• [Set exercise]
Which lines in the material below contain the word "name"? Copy each of them.

• [Material for this task]
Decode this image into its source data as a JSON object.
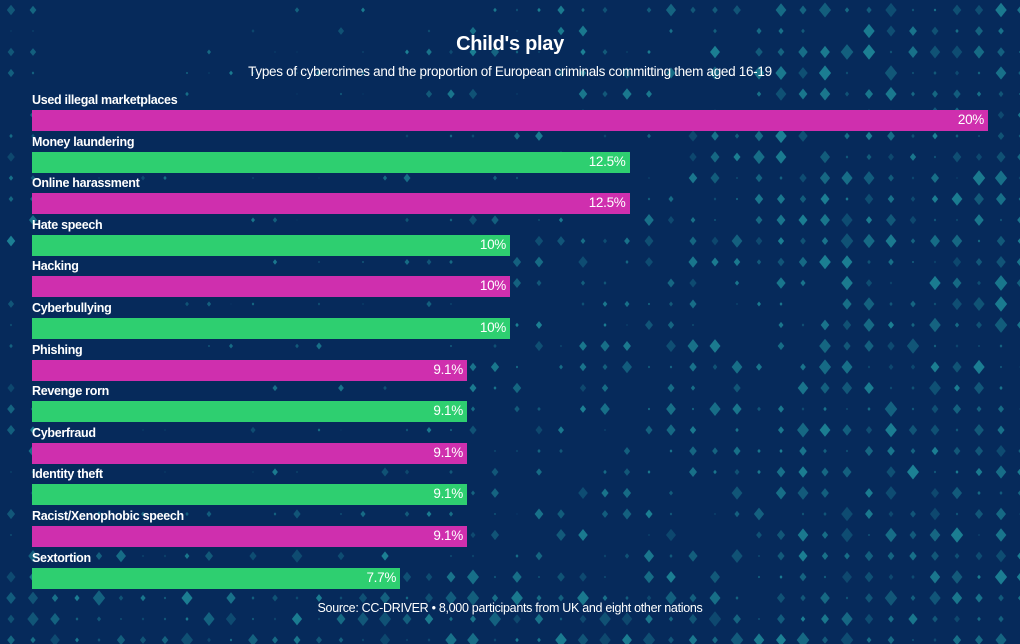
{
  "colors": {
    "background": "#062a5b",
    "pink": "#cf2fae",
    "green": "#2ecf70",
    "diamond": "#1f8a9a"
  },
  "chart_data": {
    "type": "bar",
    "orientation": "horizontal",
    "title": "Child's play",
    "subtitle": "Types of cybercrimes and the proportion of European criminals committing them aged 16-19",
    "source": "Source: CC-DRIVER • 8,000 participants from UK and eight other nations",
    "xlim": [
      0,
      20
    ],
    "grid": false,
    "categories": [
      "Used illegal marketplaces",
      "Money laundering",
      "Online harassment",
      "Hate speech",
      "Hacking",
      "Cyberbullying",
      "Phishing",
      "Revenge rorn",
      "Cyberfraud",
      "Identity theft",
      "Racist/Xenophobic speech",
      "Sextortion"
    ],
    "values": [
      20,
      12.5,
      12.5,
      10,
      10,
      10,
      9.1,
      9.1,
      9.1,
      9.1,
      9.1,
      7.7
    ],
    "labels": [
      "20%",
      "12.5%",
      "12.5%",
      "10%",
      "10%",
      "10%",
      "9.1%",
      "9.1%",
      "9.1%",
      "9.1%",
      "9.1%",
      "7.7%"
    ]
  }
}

==

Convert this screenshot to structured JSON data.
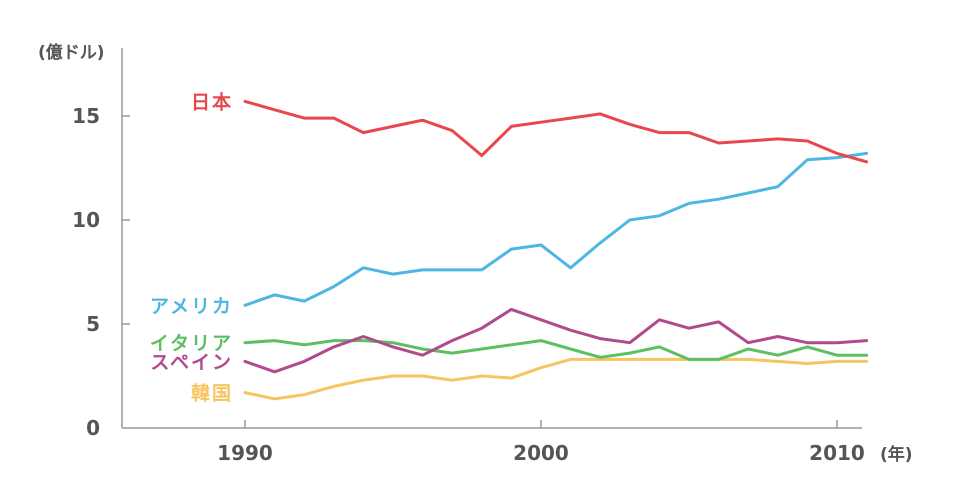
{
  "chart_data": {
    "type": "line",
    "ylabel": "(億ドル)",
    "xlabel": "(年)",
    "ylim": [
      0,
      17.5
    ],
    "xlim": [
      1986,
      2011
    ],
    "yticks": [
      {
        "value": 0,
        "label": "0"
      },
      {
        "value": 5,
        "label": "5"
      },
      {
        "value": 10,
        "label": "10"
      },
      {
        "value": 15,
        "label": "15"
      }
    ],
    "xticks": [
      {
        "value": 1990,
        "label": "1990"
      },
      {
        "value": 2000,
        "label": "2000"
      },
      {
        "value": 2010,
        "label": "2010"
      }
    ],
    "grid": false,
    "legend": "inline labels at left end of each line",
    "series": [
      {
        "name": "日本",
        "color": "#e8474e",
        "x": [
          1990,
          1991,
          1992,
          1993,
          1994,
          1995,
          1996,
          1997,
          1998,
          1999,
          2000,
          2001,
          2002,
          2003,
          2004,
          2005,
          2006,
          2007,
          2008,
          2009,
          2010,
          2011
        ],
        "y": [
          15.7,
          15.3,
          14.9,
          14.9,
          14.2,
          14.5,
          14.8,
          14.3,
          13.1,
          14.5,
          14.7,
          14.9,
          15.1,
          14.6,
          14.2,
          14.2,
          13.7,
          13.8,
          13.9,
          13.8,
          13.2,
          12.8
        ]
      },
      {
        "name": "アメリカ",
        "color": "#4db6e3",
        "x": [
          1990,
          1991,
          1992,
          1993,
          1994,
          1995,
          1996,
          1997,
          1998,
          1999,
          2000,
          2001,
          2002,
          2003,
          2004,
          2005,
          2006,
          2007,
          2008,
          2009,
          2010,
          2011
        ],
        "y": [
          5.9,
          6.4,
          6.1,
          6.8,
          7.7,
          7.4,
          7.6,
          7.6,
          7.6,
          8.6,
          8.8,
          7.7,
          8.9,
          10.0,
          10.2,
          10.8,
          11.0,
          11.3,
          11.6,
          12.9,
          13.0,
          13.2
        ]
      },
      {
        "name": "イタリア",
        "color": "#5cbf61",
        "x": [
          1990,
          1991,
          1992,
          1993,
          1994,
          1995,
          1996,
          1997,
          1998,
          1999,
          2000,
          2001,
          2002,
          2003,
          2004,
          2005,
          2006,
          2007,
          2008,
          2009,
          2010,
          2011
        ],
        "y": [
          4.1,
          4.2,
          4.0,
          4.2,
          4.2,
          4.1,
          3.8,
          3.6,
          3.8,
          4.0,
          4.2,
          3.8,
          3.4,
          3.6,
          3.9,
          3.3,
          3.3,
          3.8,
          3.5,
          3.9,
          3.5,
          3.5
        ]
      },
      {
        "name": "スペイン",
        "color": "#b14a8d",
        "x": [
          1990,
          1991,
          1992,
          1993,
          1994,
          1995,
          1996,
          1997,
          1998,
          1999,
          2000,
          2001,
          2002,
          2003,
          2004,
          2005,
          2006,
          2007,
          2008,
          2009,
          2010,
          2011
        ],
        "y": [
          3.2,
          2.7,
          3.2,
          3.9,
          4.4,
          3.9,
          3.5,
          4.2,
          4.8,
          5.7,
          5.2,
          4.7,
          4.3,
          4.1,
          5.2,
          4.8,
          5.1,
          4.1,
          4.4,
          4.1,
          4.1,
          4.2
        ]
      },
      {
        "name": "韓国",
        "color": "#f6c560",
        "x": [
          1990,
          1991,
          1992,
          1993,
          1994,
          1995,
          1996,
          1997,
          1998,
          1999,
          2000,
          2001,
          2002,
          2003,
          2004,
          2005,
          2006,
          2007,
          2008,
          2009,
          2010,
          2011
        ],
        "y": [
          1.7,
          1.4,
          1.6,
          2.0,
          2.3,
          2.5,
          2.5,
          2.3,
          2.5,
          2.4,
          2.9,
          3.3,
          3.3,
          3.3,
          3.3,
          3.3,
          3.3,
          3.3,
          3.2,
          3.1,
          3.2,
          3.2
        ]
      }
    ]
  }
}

• [The output]
        "name": "日本",
        "name": "アメリカ",
        "name": "イタリア",
        "name": "スペイン",
        "name": "韓国",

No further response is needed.